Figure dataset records

###

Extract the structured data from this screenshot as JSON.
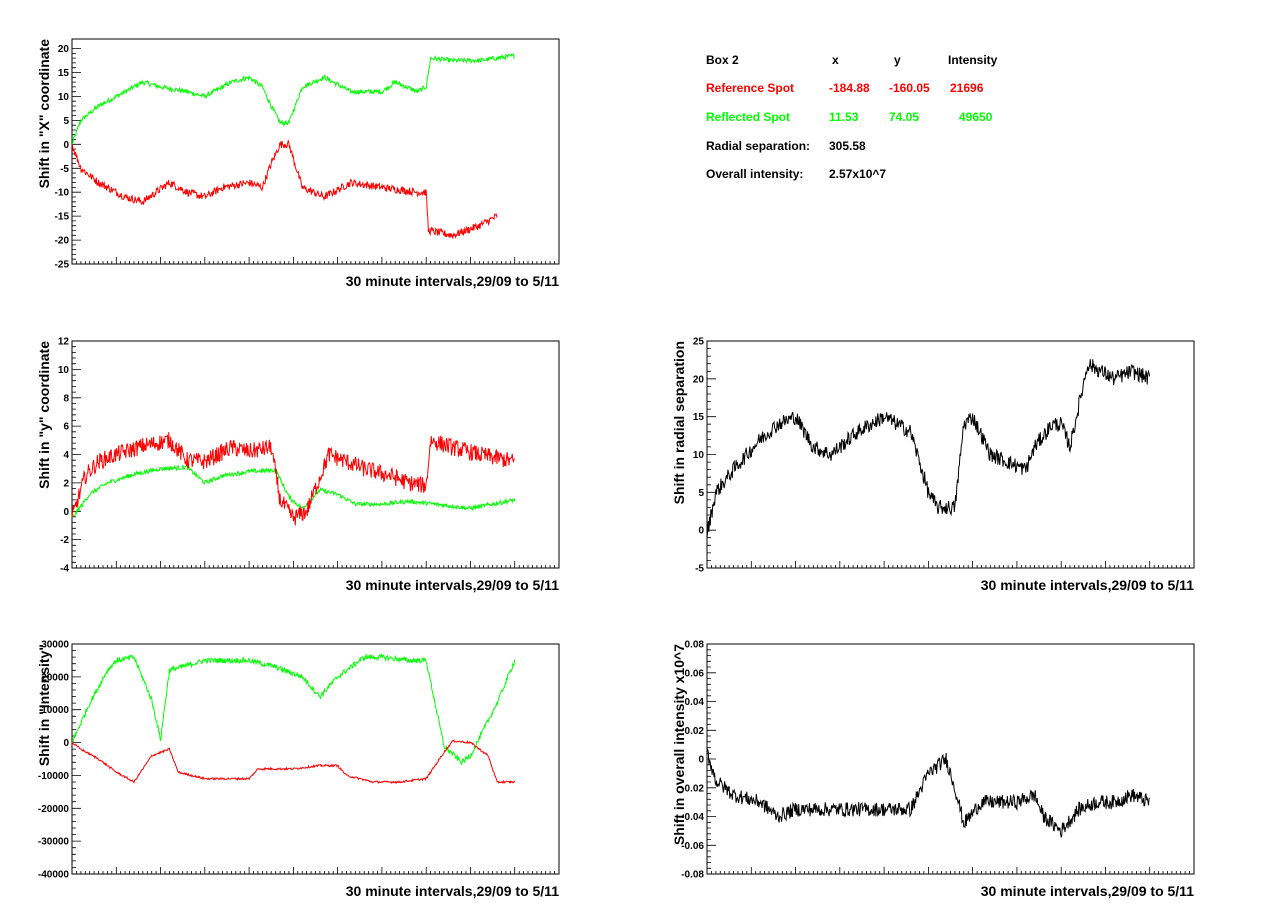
{
  "colors": {
    "reference": "#ff0000",
    "reflected": "#00ff00",
    "black": "#000000",
    "background": "#ffffff"
  },
  "info_table": {
    "title": "Box 2",
    "col_x": "x",
    "col_y": "y",
    "col_intensity": "Intensity",
    "reference": {
      "label": "Reference Spot",
      "x": "-184.88",
      "y": "-160.05",
      "intensity": "21696"
    },
    "reflected": {
      "label": "Reflected Spot",
      "x": "11.53",
      "y": "74.05",
      "intensity": "49650"
    },
    "radial": {
      "label": "Radial separation:",
      "value": "305.58"
    },
    "overall": {
      "label": "Overall intensity:",
      "value": "2.57x10^7"
    }
  },
  "chart_data": [
    {
      "id": "x-shift",
      "type": "line",
      "xlabel": "30 minute intervals,29/09 to 5/11",
      "ylabel": "Shift in \"X\" coordinate",
      "ylim": [
        -25,
        22
      ],
      "yticks": [
        "20",
        "15",
        "10",
        "5",
        "0",
        "-5",
        "-10",
        "-15",
        "-20",
        "-25"
      ],
      "ytick_values": [
        20,
        15,
        10,
        5,
        0,
        -5,
        -10,
        -15,
        -20,
        -25
      ],
      "xlim": [
        0,
        1.1
      ],
      "series": [
        {
          "color": "#00ff00",
          "noise": 0.5,
          "x": [
            0,
            0.02,
            0.06,
            0.12,
            0.16,
            0.2,
            0.26,
            0.3,
            0.36,
            0.4,
            0.43,
            0.45,
            0.47,
            0.49,
            0.52,
            0.57,
            0.63,
            0.7,
            0.73,
            0.78,
            0.8,
            0.81,
            0.86,
            0.92,
            1.0
          ],
          "y": [
            0,
            5,
            8,
            11,
            13,
            12,
            11,
            10,
            13,
            14,
            12,
            8,
            4.5,
            4.5,
            12,
            14,
            11,
            11,
            13,
            11,
            12,
            18,
            17.5,
            17.5,
            18.5
          ]
        },
        {
          "color": "#ff0000",
          "noise": 0.8,
          "x": [
            0,
            0.02,
            0.06,
            0.12,
            0.16,
            0.22,
            0.26,
            0.3,
            0.34,
            0.4,
            0.43,
            0.45,
            0.47,
            0.49,
            0.52,
            0.57,
            0.63,
            0.7,
            0.78,
            0.8,
            0.805,
            0.86,
            0.92,
            0.96
          ],
          "y": [
            0,
            -5,
            -8,
            -11,
            -12,
            -8,
            -10,
            -11,
            -9,
            -8,
            -9,
            -4,
            0,
            0,
            -9,
            -11,
            -8,
            -9,
            -10,
            -10,
            -18,
            -19,
            -17,
            -15
          ]
        }
      ]
    },
    {
      "id": "y-shift",
      "type": "line",
      "xlabel": "30 minute intervals,29/09 to 5/11",
      "ylabel": "Shift in \"y\" coordinate",
      "ylim": [
        -4,
        12
      ],
      "yticks": [
        "12",
        "10",
        "8",
        "6",
        "4",
        "2",
        "0",
        "-2",
        "-4"
      ],
      "ytick_values": [
        12,
        10,
        8,
        6,
        4,
        2,
        0,
        -2,
        -4
      ],
      "xlim": [
        0,
        1.1
      ],
      "series": [
        {
          "color": "#00ff00",
          "noise": 0.15,
          "x": [
            0,
            0.04,
            0.08,
            0.14,
            0.2,
            0.26,
            0.3,
            0.34,
            0.4,
            0.46,
            0.49,
            0.52,
            0.56,
            0.6,
            0.64,
            0.7,
            0.76,
            0.82,
            0.9,
            1.0
          ],
          "y": [
            -0.5,
            1.2,
            2.0,
            2.6,
            3.0,
            3.1,
            2.0,
            2.5,
            2.8,
            2.9,
            1.0,
            0.2,
            1.5,
            1.2,
            0.5,
            0.5,
            0.7,
            0.5,
            0.2,
            0.8
          ]
        },
        {
          "color": "#ff0000",
          "noise": 0.6,
          "x": [
            0,
            0.03,
            0.06,
            0.1,
            0.16,
            0.22,
            0.26,
            0.3,
            0.36,
            0.4,
            0.45,
            0.47,
            0.5,
            0.53,
            0.58,
            0.62,
            0.66,
            0.72,
            0.76,
            0.8,
            0.81,
            0.86,
            0.92,
            1.0
          ],
          "y": [
            -0.5,
            2.5,
            3.5,
            4.0,
            4.6,
            5.0,
            3.6,
            3.5,
            4.5,
            4.2,
            4.5,
            0.8,
            -0.5,
            0.0,
            4.0,
            3.5,
            3.0,
            2.5,
            2.0,
            1.8,
            5.0,
            4.5,
            4.0,
            3.5
          ]
        }
      ]
    },
    {
      "id": "intensity-shift",
      "type": "line",
      "xlabel": "30 minute intervals,29/09 to 5/11",
      "ylabel": "Shift in \"Intensity\"",
      "ylim": [
        -40000,
        30000
      ],
      "yticks": [
        "30000",
        "20000",
        "10000",
        "0",
        "-10000",
        "-20000",
        "-30000",
        "-40000"
      ],
      "ytick_values": [
        30000,
        20000,
        10000,
        0,
        -10000,
        -20000,
        -30000,
        -40000
      ],
      "xlim": [
        0,
        1.1
      ],
      "series": [
        {
          "color": "#00ff00",
          "noise": 800,
          "x": [
            0,
            0.04,
            0.08,
            0.1,
            0.14,
            0.18,
            0.2,
            0.22,
            0.3,
            0.4,
            0.46,
            0.52,
            0.56,
            0.6,
            0.66,
            0.7,
            0.76,
            0.8,
            0.84,
            0.88,
            0.9,
            0.96,
            1.0
          ],
          "y": [
            0,
            12000,
            22000,
            25000,
            26000,
            13000,
            1000,
            22000,
            25000,
            25000,
            23000,
            20000,
            14000,
            20000,
            26000,
            26000,
            25000,
            25000,
            -1000,
            -6000,
            -4000,
            12000,
            25000
          ]
        },
        {
          "color": "#ff0000",
          "noise": 300,
          "x": [
            0,
            0.02,
            0.06,
            0.1,
            0.14,
            0.18,
            0.22,
            0.24,
            0.3,
            0.4,
            0.42,
            0.5,
            0.56,
            0.6,
            0.62,
            0.68,
            0.74,
            0.8,
            0.84,
            0.86,
            0.9,
            0.94,
            0.96,
            1.0
          ],
          "y": [
            0,
            -2000,
            -5000,
            -9000,
            -12000,
            -4000,
            -2000,
            -9000,
            -11000,
            -11000,
            -8000,
            -8000,
            -7000,
            -7000,
            -10000,
            -12000,
            -12000,
            -11000,
            -3000,
            500,
            0,
            -4000,
            -12000,
            -12000
          ]
        }
      ]
    },
    {
      "id": "radial-shift",
      "type": "line",
      "xlabel": "30 minute intervals,29/09 to 5/11",
      "ylabel": "Shift in radial separation",
      "ylim": [
        -5,
        25
      ],
      "yticks": [
        "25",
        "20",
        "15",
        "10",
        "5",
        "0",
        "-5"
      ],
      "ytick_values": [
        25,
        20,
        15,
        10,
        5,
        0,
        -5
      ],
      "xlim": [
        0,
        1.1
      ],
      "series": [
        {
          "color": "#000000",
          "noise": 1.0,
          "x": [
            0,
            0.02,
            0.06,
            0.12,
            0.16,
            0.2,
            0.24,
            0.28,
            0.34,
            0.4,
            0.46,
            0.5,
            0.52,
            0.56,
            0.58,
            0.6,
            0.64,
            0.68,
            0.72,
            0.74,
            0.78,
            0.8,
            0.82,
            0.86,
            0.92,
            0.96,
            1.0
          ],
          "y": [
            -0.5,
            5,
            8,
            12,
            14,
            15,
            11,
            10,
            13,
            15,
            13,
            5,
            3,
            3,
            14,
            15,
            10,
            9,
            8,
            11,
            14,
            14,
            11,
            22,
            20,
            21,
            20
          ]
        }
      ]
    },
    {
      "id": "overall-shift",
      "type": "line",
      "xlabel": "30 minute intervals,29/09 to 5/11",
      "ylabel": "Shift in overall intensity x10^7",
      "ylim": [
        -0.08,
        0.08
      ],
      "yticks": [
        "0.08",
        "0.06",
        "0.04",
        "0.02",
        "0",
        "-0.02",
        "-0.04",
        "-0.06",
        "-0.08"
      ],
      "ytick_values": [
        0.08,
        0.06,
        0.04,
        0.02,
        0,
        -0.02,
        -0.04,
        -0.06,
        -0.08
      ],
      "xlim": [
        0,
        1.1
      ],
      "series": [
        {
          "color": "#000000",
          "noise": 0.005,
          "x": [
            0,
            0.02,
            0.06,
            0.12,
            0.16,
            0.2,
            0.26,
            0.32,
            0.4,
            0.46,
            0.5,
            0.54,
            0.56,
            0.58,
            0.62,
            0.66,
            0.7,
            0.74,
            0.76,
            0.8,
            0.84,
            0.88,
            0.92,
            0.96,
            1.0
          ],
          "y": [
            0.005,
            -0.015,
            -0.025,
            -0.03,
            -0.04,
            -0.035,
            -0.035,
            -0.035,
            -0.035,
            -0.035,
            -0.01,
            0.0,
            -0.02,
            -0.045,
            -0.03,
            -0.03,
            -0.03,
            -0.025,
            -0.04,
            -0.05,
            -0.035,
            -0.03,
            -0.03,
            -0.025,
            -0.03
          ]
        }
      ]
    }
  ]
}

###

* Work to be completed:
In the records above, find each line with the word "separation" and copy it.

* Completed exercise:
      "label": "Radial separation:",
      "ylabel": "Shift in radial separation",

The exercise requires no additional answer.